In 2013, Adelaide was ranked the safest in the country with the lowest rate of crime per population. As of June 2018, crime rates across the state had continued to decrease.
In 2023–24, South Australia recorded 24,745 offenders proceeded against by police, marking a 4% decrease from the previous year. When adjusted for population changes, the offender rate declined to 1,487 offenders per 100,000 persons aged 10 and over, down from 1,575 in 2022–23. This downward trend contrasts with debates over specific categories, such as youth crime, which remain politically contentious.

==Notable crimes==

- Beaumont children disappearance on Australia Day in 1966 - still unsolved.
- Disappearance of Joanne Ratcliffe and Kirste Gordon in 1973 - still unsolved
- NCA bombing on Waymouth Street (1994) - A SA Police member was killed and a lawyer injured.
- Truro murders - Murders committed by a young man just outside the town of Truro
- Barossa valley shooting - Police went to arrest a Barossa valley criminal Tony Grosser on various charges, but were shot at. One of the officers, Derrick McManus was "extremely fortunate to have survived" after being shot multiple (14) times and laying wounded for almost three hours until able to be rescued.
- Snowtown murders (1992-1999) - serial killings which occurred mainly in two outer-suburban suburbs of Adelaide, Salisbury and Elizabeth
- The Family Murders (1970s-mid-1980s) - Believed to involve a series of sexual assaults and murders done by a group of perpetrators, though only Bevan Spencer von Einem was charged, and he was found guilty of only one of the murders
- Murder of Derrance Stevenson (1979) - well known lawyer Stevenson, an associate of Bevan Spencer von Einem, was murdered and his body stuffed into a freezer in his distinctive Parkside home
- Rundle Street Siege (1976)
- Shooting of Dr Margaret Tobin (2002) - Dr Tobin was shot by former colleague, Dr Jean Eric Gassy while walking through Hindmarsh Square. She was transferred to the nearby RAH but died shortly after arriving.
- Rodney Clavell was a former prison guard with a long criminal history. He had committed more than a dozen offences including gun and traffic offences. He also held up a shop in the Adelaide CBD, shutting down a whole section of the CBD while talking to police negotiators.
- Murders of Karlie Pearce-Stevenson and Khandalyce Pearce: In the 2010s, the body of a little girl was found stuffed in a suitcase, next to a major highway. It took police months to identify the body and when they did, the girl was named Khandalyce. Her mother was also murdered but her body was found interstate.
- Jason Downie murdered three locals in Kapunda, in 2010. As he is not Australian citizen, he will be deported after his sentence.
- A ship carrying 400 kilograms of cocaine was intercepted in March 2022. It was the biggest seizure in South Australian history.

Assigned task 1: Please transcribe word for word the part of the text on crime in South Australia that opens with the words containing "- Rodney Clavell" and closes with "to police negotiators.".
Assigned task 2: According to the text on crime in South Australia, how many offenders did police proceed against in the state in 2023–24?

Supplied data:
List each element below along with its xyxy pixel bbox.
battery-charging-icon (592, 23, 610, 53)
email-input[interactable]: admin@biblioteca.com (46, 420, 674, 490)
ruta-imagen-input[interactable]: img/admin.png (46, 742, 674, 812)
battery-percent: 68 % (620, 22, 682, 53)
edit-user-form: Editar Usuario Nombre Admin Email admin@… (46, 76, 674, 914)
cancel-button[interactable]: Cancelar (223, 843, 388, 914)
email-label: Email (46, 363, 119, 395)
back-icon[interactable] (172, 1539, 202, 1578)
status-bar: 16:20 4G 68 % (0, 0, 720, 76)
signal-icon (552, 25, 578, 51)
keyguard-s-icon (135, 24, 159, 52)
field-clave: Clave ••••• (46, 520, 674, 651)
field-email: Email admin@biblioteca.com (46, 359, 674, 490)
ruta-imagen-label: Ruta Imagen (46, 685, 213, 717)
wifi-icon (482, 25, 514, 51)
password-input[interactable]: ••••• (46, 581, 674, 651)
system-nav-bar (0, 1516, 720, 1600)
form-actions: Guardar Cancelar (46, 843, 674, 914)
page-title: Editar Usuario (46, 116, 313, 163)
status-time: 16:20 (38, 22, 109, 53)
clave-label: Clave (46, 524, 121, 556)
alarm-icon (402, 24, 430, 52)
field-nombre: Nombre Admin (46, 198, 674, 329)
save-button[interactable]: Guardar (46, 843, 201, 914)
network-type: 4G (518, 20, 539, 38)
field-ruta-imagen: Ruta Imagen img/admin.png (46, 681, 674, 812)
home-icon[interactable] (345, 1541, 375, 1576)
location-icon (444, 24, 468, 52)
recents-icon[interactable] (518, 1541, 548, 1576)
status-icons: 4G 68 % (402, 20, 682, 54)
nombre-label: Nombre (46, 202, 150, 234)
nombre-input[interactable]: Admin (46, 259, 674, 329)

Expected output 1:
- Rodney Clavell was a former prison guard with a long criminal history. He had committed more than a dozen offences including gun and traffic offences. He also held up a shop in the Adelaide CBD, shutting down a whole section of the CBD while talking to police negotiators.

Expected output 2: 24,745 offenders.